#### Input

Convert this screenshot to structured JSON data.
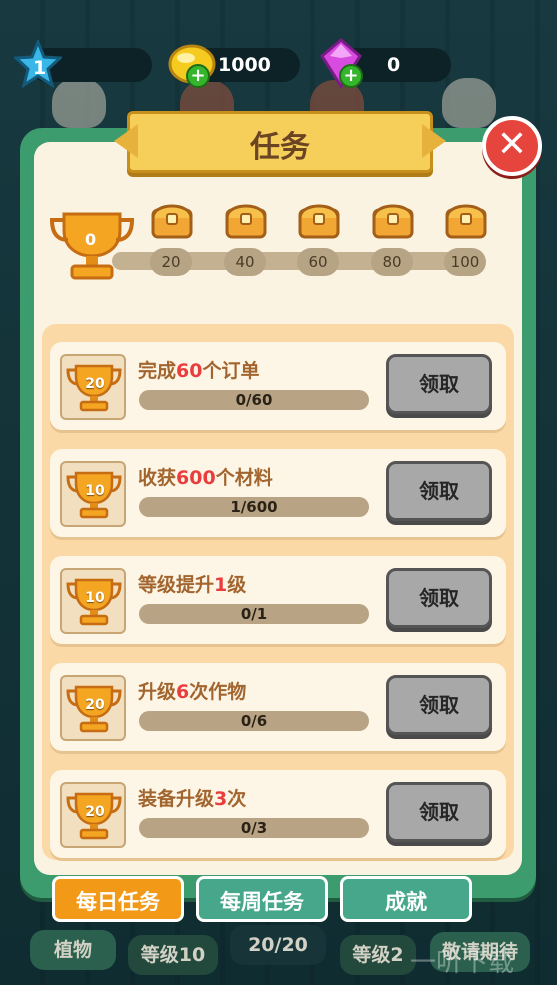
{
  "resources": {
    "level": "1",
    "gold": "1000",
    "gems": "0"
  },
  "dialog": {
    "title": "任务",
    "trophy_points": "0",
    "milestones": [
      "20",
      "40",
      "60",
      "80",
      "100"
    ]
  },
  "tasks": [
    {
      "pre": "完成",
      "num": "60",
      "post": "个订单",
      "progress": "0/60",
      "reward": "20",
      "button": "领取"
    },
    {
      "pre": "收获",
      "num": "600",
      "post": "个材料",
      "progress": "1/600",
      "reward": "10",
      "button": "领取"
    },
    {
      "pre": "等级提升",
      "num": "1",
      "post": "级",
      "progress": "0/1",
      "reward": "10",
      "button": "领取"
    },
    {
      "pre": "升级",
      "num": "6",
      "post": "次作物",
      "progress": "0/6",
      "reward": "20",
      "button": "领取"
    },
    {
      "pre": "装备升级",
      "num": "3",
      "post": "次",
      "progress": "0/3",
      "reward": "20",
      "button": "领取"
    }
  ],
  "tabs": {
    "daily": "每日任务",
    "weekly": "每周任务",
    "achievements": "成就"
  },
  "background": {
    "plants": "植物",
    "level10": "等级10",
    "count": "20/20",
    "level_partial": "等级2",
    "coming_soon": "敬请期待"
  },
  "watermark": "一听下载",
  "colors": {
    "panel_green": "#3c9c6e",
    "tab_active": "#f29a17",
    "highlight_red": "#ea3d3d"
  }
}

########
#### Input

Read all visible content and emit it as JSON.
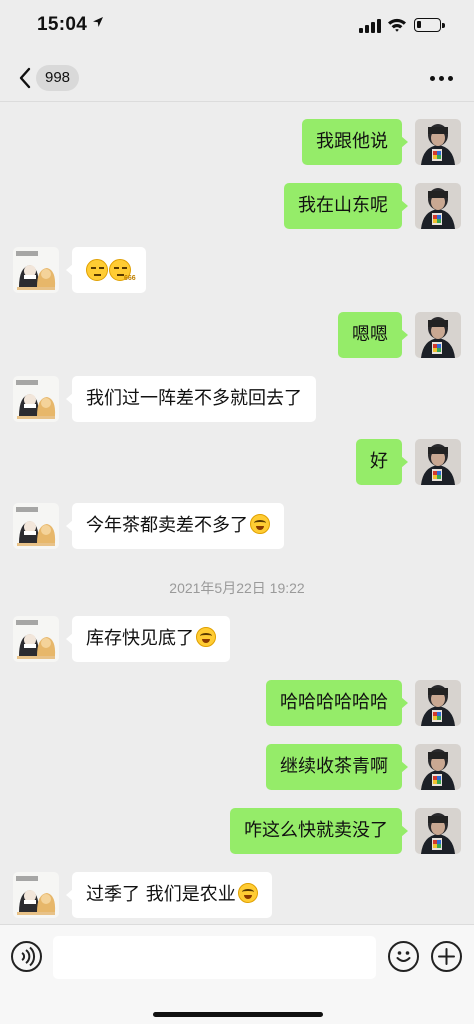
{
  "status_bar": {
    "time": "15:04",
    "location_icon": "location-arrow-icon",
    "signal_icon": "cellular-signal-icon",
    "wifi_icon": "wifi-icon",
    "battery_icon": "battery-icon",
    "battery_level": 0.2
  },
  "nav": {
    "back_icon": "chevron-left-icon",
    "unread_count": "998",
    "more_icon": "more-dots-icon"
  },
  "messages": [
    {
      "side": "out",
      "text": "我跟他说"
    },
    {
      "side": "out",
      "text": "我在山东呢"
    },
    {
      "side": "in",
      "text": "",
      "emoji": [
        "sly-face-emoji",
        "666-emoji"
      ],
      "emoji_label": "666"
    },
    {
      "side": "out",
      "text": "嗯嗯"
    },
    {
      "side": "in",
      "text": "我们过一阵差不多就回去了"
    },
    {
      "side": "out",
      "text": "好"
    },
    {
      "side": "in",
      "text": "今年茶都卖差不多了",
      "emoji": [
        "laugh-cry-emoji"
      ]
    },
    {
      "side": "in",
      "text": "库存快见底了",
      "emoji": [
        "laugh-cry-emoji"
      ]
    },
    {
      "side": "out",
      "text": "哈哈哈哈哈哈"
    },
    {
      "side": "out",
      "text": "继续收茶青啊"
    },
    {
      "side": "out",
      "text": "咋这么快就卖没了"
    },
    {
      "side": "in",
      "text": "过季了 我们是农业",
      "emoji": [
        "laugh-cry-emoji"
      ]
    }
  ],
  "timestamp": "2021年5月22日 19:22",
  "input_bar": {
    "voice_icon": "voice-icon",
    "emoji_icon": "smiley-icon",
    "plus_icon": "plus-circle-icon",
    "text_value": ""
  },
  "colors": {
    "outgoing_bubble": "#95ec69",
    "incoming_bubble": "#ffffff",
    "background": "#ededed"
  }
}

########
#### Input

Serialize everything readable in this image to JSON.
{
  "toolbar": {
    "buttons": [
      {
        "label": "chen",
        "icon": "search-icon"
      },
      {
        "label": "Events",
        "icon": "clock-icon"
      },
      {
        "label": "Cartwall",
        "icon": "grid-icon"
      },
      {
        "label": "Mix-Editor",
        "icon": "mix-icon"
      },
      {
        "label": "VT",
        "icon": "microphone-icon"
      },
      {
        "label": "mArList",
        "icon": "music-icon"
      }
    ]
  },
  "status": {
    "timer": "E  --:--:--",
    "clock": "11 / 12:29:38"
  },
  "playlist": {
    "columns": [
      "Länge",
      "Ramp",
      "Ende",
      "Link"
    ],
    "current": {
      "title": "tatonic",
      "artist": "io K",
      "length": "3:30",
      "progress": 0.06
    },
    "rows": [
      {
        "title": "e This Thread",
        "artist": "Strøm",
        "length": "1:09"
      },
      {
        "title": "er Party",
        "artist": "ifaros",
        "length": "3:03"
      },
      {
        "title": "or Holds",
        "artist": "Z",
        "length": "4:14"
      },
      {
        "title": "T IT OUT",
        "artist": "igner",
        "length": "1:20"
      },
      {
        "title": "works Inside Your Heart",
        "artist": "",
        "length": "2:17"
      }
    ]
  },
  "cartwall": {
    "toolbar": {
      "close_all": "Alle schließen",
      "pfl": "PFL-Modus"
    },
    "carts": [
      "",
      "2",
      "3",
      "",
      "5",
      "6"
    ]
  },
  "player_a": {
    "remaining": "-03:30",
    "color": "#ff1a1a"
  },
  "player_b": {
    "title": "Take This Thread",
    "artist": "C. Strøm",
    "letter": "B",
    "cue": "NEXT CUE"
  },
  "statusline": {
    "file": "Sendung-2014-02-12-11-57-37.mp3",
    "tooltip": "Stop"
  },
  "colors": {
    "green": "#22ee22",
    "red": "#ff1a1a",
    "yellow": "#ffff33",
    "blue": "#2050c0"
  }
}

########

> _Required task_: What is the number of lines holding the word "JSON"? State it alone.

> _The solution_: 3